Data entries start

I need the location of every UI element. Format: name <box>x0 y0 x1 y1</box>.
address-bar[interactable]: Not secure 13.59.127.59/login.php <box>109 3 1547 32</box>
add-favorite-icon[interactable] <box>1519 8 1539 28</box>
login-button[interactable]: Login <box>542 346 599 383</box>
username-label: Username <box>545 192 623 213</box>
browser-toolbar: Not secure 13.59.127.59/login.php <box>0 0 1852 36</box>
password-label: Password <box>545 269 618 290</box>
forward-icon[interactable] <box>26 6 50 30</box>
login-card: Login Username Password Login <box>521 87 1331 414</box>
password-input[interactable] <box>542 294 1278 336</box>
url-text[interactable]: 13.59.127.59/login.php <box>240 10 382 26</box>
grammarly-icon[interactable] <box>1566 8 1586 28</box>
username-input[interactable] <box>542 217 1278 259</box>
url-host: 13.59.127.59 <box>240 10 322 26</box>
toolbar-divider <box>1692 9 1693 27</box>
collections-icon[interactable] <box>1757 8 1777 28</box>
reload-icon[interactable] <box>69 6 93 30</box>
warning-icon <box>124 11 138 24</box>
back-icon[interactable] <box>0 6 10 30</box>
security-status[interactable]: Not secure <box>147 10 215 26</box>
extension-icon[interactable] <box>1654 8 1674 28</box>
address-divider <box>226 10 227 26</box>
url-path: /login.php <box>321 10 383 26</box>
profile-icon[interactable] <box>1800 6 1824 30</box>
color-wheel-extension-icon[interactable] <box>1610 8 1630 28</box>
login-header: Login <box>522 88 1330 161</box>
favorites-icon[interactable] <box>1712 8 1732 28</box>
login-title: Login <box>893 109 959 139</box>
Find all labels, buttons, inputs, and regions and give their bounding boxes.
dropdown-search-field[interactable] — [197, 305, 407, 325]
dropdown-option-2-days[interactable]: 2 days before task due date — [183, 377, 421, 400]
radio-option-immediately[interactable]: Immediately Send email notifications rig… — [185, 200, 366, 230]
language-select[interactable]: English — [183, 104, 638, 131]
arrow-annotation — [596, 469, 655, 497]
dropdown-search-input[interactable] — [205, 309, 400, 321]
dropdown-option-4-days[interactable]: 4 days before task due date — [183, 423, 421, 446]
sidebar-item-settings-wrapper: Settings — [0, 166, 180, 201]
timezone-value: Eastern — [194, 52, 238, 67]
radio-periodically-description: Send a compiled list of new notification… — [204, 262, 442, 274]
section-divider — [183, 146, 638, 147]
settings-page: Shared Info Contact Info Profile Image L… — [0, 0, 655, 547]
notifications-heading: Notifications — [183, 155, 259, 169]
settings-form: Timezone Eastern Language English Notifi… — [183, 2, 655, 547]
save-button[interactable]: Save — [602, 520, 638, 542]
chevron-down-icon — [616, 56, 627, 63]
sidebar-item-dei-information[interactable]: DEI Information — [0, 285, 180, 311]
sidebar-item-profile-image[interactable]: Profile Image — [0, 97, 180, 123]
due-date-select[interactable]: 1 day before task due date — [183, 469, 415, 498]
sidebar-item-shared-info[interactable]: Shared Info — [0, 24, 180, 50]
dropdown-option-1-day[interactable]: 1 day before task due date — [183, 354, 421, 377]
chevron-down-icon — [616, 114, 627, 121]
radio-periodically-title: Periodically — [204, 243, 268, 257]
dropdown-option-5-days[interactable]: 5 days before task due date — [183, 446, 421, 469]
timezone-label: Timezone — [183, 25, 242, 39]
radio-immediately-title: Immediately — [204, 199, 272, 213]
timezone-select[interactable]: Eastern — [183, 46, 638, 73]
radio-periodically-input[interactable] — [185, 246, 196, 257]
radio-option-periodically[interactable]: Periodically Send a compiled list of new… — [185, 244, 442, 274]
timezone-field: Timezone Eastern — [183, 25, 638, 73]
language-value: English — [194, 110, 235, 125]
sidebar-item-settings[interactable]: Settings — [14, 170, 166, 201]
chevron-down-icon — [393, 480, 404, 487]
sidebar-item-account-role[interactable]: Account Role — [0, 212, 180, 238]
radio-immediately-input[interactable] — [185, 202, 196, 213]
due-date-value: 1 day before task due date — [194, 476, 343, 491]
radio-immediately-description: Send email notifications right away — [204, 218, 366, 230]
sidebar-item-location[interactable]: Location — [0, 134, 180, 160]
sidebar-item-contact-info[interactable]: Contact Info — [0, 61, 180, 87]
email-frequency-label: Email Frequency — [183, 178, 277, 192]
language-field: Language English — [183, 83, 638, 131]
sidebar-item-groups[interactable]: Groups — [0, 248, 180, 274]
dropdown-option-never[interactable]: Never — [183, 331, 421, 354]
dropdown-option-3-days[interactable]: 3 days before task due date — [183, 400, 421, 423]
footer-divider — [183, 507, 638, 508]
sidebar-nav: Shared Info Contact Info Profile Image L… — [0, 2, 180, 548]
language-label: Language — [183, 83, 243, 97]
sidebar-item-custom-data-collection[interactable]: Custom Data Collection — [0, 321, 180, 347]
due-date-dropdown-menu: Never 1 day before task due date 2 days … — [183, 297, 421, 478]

Data entries end

- [Task description]
Reproduce all of the material above, substituting "assignment due date" for every occurrence of "task due date" and leaving everything else as it is.

- [Exercise result]
I need the location of every UI element. Format: name <box>x0 y0 x1 y1</box>.
address-bar[interactable]: Not secure 13.59.127.59/login.php <box>109 3 1547 32</box>
add-favorite-icon[interactable] <box>1519 8 1539 28</box>
login-button[interactable]: Login <box>542 346 599 383</box>
username-label: Username <box>545 192 623 213</box>
browser-toolbar: Not secure 13.59.127.59/login.php <box>0 0 1852 36</box>
password-label: Password <box>545 269 618 290</box>
forward-icon[interactable] <box>26 6 50 30</box>
login-card: Login Username Password Login <box>521 87 1331 414</box>
password-input[interactable] <box>542 294 1278 336</box>
url-text[interactable]: 13.59.127.59/login.php <box>240 10 382 26</box>
grammarly-icon[interactable] <box>1566 8 1586 28</box>
username-input[interactable] <box>542 217 1278 259</box>
url-host: 13.59.127.59 <box>240 10 322 26</box>
toolbar-divider <box>1692 9 1693 27</box>
collections-icon[interactable] <box>1757 8 1777 28</box>
reload-icon[interactable] <box>69 6 93 30</box>
warning-icon <box>124 11 138 24</box>
back-icon[interactable] <box>0 6 10 30</box>
security-status[interactable]: Not secure <box>147 10 215 26</box>
extension-icon[interactable] <box>1654 8 1674 28</box>
address-divider <box>226 10 227 26</box>
url-path: /login.php <box>321 10 383 26</box>
profile-icon[interactable] <box>1800 6 1824 30</box>
color-wheel-extension-icon[interactable] <box>1610 8 1630 28</box>
login-header: Login <box>522 88 1330 161</box>
favorites-icon[interactable] <box>1712 8 1732 28</box>
login-title: Login <box>893 109 959 139</box>
Find all labels, buttons, inputs, and regions and give their bounding boxes.
dropdown-search-field[interactable] — [197, 305, 407, 325]
dropdown-option-2-days[interactable]: 2 days before assignment due date — [183, 377, 421, 400]
radio-option-immediately[interactable]: Immediately Send email notifications rig… — [185, 200, 366, 230]
language-select[interactable]: English — [183, 104, 638, 131]
arrow-annotation — [596, 469, 655, 497]
dropdown-search-input[interactable] — [205, 309, 400, 321]
dropdown-option-4-days[interactable]: 4 days before assignment due date — [183, 423, 421, 446]
sidebar-item-settings-wrapper: Settings — [0, 166, 180, 201]
timezone-value: Eastern — [194, 52, 238, 67]
radio-periodically-description: Send a compiled list of new notification… — [204, 262, 442, 274]
section-divider — [183, 146, 638, 147]
settings-page: Shared Info Contact Info Profile Image L… — [0, 0, 655, 547]
notifications-heading: Notifications — [183, 155, 259, 169]
settings-form: Timezone Eastern Language English Notifi… — [183, 2, 655, 547]
save-button[interactable]: Save — [602, 520, 638, 542]
chevron-down-icon — [616, 56, 627, 63]
sidebar-item-dei-information[interactable]: DEI Information — [0, 285, 180, 311]
sidebar-item-profile-image[interactable]: Profile Image — [0, 97, 180, 123]
due-date-select[interactable]: 1 day before assignment due date — [183, 469, 415, 498]
sidebar-item-shared-info[interactable]: Shared Info — [0, 24, 180, 50]
dropdown-option-1-day[interactable]: 1 day before assignment due date — [183, 354, 421, 377]
chevron-down-icon — [616, 114, 627, 121]
radio-periodically-title: Periodically — [204, 243, 268, 257]
dropdown-option-5-days[interactable]: 5 days before assignment due date — [183, 446, 421, 469]
timezone-label: Timezone — [183, 25, 242, 39]
radio-immediately-title: Immediately — [204, 199, 272, 213]
timezone-select[interactable]: Eastern — [183, 46, 638, 73]
radio-periodically-input[interactable] — [185, 246, 196, 257]
radio-option-periodically[interactable]: Periodically Send a compiled list of new… — [185, 244, 442, 274]
timezone-field: Timezone Eastern — [183, 25, 638, 73]
language-value: English — [194, 110, 235, 125]
sidebar-item-settings[interactable]: Settings — [14, 170, 166, 201]
chevron-down-icon — [393, 480, 404, 487]
sidebar-item-account-role[interactable]: Account Role — [0, 212, 180, 238]
radio-immediately-input[interactable] — [185, 202, 196, 213]
due-date-value: 1 day before assignment due date — [194, 476, 343, 491]
radio-immediately-description: Send email notifications right away — [204, 218, 366, 230]
sidebar-item-location[interactable]: Location — [0, 134, 180, 160]
sidebar-item-contact-info[interactable]: Contact Info — [0, 61, 180, 87]
email-frequency-label: Email Frequency — [183, 178, 277, 192]
language-field: Language English — [183, 83, 638, 131]
sidebar-item-groups[interactable]: Groups — [0, 248, 180, 274]
dropdown-option-never[interactable]: Never — [183, 331, 421, 354]
dropdown-option-3-days[interactable]: 3 days before assignment due date — [183, 400, 421, 423]
footer-divider — [183, 507, 638, 508]
sidebar-nav: Shared Info Contact Info Profile Image L… — [0, 2, 180, 548]
language-label: Language — [183, 83, 243, 97]
sidebar-item-custom-data-collection[interactable]: Custom Data Collection — [0, 321, 180, 347]
due-date-dropdown-menu: Never 1 day before assignment due date 2 days … — [183, 297, 421, 478]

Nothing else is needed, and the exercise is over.